-- Task prompt --
Search the data for the word "Place" and copy every line that contains it.

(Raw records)

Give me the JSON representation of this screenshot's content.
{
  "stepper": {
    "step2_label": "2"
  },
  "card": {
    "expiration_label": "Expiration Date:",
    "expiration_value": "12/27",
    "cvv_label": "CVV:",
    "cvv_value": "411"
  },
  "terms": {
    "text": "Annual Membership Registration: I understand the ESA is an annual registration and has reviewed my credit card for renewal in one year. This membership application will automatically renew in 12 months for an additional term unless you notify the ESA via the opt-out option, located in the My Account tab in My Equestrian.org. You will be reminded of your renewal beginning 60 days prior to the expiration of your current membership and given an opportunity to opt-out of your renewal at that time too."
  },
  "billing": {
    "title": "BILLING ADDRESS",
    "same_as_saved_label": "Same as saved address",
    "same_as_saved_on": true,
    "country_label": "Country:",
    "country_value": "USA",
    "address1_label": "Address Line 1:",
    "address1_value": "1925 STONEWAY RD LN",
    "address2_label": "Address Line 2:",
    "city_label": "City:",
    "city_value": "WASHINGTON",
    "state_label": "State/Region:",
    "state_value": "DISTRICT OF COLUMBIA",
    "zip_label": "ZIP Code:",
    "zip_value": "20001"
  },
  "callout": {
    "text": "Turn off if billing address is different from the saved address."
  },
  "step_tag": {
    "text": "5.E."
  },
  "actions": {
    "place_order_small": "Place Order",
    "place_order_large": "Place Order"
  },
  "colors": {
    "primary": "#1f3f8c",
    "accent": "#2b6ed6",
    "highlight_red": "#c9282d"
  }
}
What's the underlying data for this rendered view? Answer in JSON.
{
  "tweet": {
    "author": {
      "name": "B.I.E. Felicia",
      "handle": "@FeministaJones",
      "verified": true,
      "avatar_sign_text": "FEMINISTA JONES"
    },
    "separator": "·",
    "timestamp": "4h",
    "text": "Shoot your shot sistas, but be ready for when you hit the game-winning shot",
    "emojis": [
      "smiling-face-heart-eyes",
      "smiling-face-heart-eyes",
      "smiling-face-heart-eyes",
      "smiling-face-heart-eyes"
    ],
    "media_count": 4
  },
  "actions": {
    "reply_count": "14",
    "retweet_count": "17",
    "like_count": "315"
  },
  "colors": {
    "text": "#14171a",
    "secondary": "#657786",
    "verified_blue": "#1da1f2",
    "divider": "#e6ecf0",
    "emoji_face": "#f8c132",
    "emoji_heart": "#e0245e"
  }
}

-- Written response --
    "place_order_small": "Place Order",
    "place_order_large": "Place Order"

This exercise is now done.